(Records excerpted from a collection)
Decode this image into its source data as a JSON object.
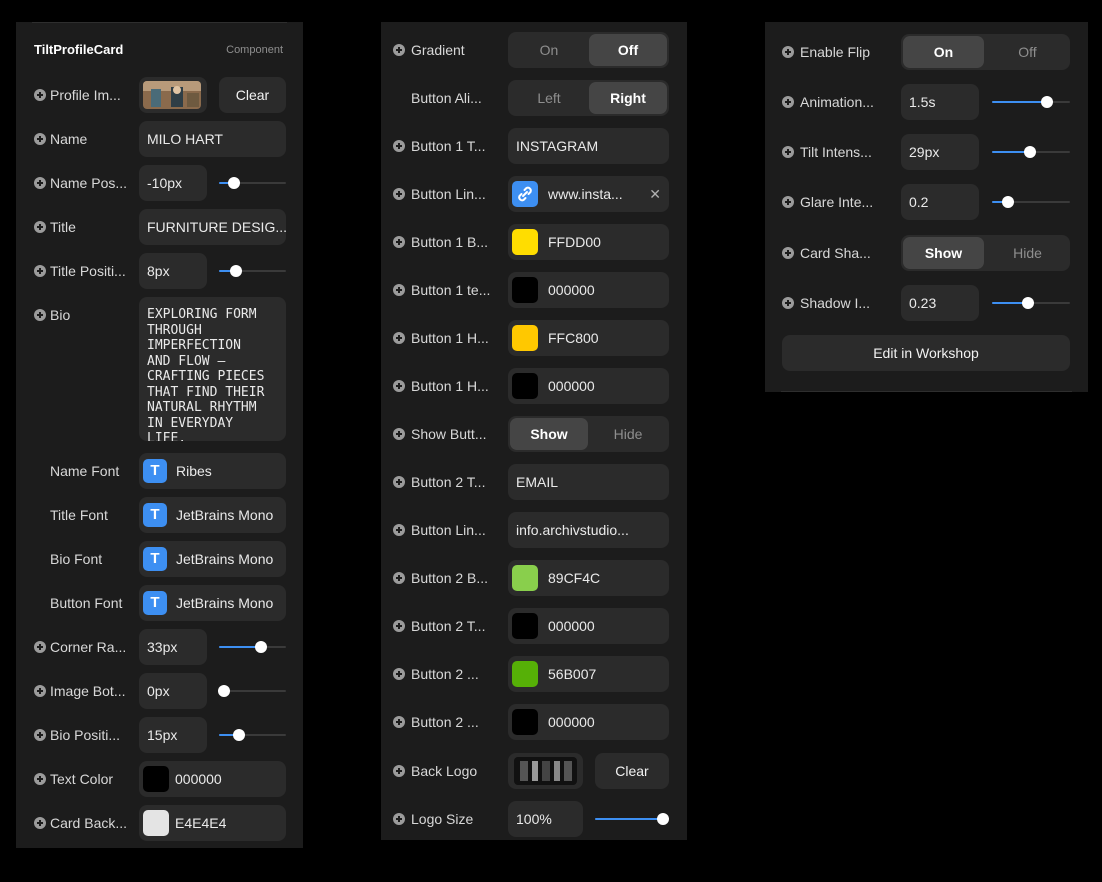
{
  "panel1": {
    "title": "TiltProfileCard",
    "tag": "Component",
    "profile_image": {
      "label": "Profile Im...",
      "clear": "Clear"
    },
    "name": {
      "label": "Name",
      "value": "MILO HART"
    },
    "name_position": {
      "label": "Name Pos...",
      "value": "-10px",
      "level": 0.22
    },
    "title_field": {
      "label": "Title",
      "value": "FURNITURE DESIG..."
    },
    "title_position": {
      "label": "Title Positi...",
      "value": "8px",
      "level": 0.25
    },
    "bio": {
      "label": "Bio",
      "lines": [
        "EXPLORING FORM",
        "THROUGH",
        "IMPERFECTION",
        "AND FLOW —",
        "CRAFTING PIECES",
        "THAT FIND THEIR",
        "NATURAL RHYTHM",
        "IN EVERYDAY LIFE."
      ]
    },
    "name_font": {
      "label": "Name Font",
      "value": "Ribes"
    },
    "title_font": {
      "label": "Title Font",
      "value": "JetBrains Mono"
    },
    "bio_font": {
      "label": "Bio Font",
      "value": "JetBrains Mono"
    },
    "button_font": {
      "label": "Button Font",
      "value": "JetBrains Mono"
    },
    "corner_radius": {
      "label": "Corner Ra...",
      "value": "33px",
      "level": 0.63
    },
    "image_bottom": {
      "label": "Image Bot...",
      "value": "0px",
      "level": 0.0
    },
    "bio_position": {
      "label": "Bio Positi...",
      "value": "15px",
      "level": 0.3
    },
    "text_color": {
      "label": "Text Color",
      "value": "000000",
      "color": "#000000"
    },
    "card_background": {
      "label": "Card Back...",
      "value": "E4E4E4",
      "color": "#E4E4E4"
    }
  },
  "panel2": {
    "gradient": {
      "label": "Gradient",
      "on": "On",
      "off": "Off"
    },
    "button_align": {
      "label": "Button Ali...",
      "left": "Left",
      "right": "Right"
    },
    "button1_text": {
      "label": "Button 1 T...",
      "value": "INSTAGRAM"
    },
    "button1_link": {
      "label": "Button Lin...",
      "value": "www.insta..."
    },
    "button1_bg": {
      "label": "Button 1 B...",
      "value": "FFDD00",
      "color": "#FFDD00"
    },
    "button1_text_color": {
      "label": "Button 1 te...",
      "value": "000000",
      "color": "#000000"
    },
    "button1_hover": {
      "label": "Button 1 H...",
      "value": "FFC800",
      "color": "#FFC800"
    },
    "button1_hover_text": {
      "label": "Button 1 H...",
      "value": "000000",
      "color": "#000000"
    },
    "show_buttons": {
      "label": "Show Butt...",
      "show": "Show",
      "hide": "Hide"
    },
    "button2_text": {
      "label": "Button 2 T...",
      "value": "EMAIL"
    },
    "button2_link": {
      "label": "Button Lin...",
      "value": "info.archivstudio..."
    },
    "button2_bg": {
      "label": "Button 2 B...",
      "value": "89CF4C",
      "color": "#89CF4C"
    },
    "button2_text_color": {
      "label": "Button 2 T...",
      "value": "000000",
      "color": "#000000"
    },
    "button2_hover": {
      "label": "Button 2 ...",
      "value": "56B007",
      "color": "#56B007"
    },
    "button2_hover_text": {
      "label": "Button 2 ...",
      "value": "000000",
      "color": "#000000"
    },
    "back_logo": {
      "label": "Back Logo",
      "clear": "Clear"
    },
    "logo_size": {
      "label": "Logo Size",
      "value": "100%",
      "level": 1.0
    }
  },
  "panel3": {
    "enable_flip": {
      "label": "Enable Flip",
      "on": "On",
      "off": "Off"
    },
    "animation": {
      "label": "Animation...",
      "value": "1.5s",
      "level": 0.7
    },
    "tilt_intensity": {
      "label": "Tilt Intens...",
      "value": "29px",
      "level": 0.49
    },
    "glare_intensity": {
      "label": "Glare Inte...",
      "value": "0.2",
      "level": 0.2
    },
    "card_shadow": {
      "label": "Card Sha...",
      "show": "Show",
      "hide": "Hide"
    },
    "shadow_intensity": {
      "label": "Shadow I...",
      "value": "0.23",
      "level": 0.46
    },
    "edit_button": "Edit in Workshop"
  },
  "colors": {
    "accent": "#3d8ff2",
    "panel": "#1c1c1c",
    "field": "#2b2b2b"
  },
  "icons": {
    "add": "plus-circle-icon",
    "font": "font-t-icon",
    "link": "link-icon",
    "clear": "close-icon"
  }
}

Task statement:
Reproduce all entries without any change, and omit the pictures.

Exercise output:
Decode this image into its source data as a JSON object.
{
  "panel1": {
    "title": "TiltProfileCard",
    "tag": "Component",
    "profile_image": {
      "label": "Profile Im...",
      "clear": "Clear"
    },
    "name": {
      "label": "Name",
      "value": "MILO HART"
    },
    "name_position": {
      "label": "Name Pos...",
      "value": "-10px",
      "level": 0.22
    },
    "title_field": {
      "label": "Title",
      "value": "FURNITURE DESIG..."
    },
    "title_position": {
      "label": "Title Positi...",
      "value": "8px",
      "level": 0.25
    },
    "bio": {
      "label": "Bio",
      "lines": [
        "EXPLORING FORM",
        "THROUGH",
        "IMPERFECTION",
        "AND FLOW —",
        "CRAFTING PIECES",
        "THAT FIND THEIR",
        "NATURAL RHYTHM",
        "IN EVERYDAY LIFE."
      ]
    },
    "name_font": {
      "label": "Name Font",
      "value": "Ribes"
    },
    "title_font": {
      "label": "Title Font",
      "value": "JetBrains Mono"
    },
    "bio_font": {
      "label": "Bio Font",
      "value": "JetBrains Mono"
    },
    "button_font": {
      "label": "Button Font",
      "value": "JetBrains Mono"
    },
    "corner_radius": {
      "label": "Corner Ra...",
      "value": "33px",
      "level": 0.63
    },
    "image_bottom": {
      "label": "Image Bot...",
      "value": "0px",
      "level": 0.0
    },
    "bio_position": {
      "label": "Bio Positi...",
      "value": "15px",
      "level": 0.3
    },
    "text_color": {
      "label": "Text Color",
      "value": "000000",
      "color": "#000000"
    },
    "card_background": {
      "label": "Card Back...",
      "value": "E4E4E4",
      "color": "#E4E4E4"
    }
  },
  "panel2": {
    "gradient": {
      "label": "Gradient",
      "on": "On",
      "off": "Off"
    },
    "button_align": {
      "label": "Button Ali...",
      "left": "Left",
      "right": "Right"
    },
    "button1_text": {
      "label": "Button 1 T...",
      "value": "INSTAGRAM"
    },
    "button1_link": {
      "label": "Button Lin...",
      "value": "www.insta..."
    },
    "button1_bg": {
      "label": "Button 1 B...",
      "value": "FFDD00",
      "color": "#FFDD00"
    },
    "button1_text_color": {
      "label": "Button 1 te...",
      "value": "000000",
      "color": "#000000"
    },
    "button1_hover": {
      "label": "Button 1 H...",
      "value": "FFC800",
      "color": "#FFC800"
    },
    "button1_hover_text": {
      "label": "Button 1 H...",
      "value": "000000",
      "color": "#000000"
    },
    "show_buttons": {
      "label": "Show Butt...",
      "show": "Show",
      "hide": "Hide"
    },
    "button2_text": {
      "label": "Button 2 T...",
      "value": "EMAIL"
    },
    "button2_link": {
      "label": "Button Lin...",
      "value": "info.archivstudio..."
    },
    "button2_bg": {
      "label": "Button 2 B...",
      "value": "89CF4C",
      "color": "#89CF4C"
    },
    "button2_text_color": {
      "label": "Button 2 T...",
      "value": "000000",
      "color": "#000000"
    },
    "button2_hover": {
      "label": "Button 2 ...",
      "value": "56B007",
      "color": "#56B007"
    },
    "button2_hover_text": {
      "label": "Button 2 ...",
      "value": "000000",
      "color": "#000000"
    },
    "back_logo": {
      "label": "Back Logo",
      "clear": "Clear"
    },
    "logo_size": {
      "label": "Logo Size",
      "value": "100%",
      "level": 1.0
    }
  },
  "panel3": {
    "enable_flip": {
      "label": "Enable Flip",
      "on": "On",
      "off": "Off"
    },
    "animation": {
      "label": "Animation...",
      "value": "1.5s",
      "level": 0.7
    },
    "tilt_intensity": {
      "label": "Tilt Intens...",
      "value": "29px",
      "level": 0.49
    },
    "glare_intensity": {
      "label": "Glare Inte...",
      "value": "0.2",
      "level": 0.2
    },
    "card_shadow": {
      "label": "Card Sha...",
      "show": "Show",
      "hide": "Hide"
    },
    "shadow_intensity": {
      "label": "Shadow I...",
      "value": "0.23",
      "level": 0.46
    },
    "edit_button": "Edit in Workshop"
  },
  "colors": {
    "accent": "#3d8ff2",
    "panel": "#1c1c1c",
    "field": "#2b2b2b"
  },
  "icons": {
    "add": "plus-circle-icon",
    "font": "font-t-icon",
    "link": "link-icon",
    "clear": "close-icon"
  }
}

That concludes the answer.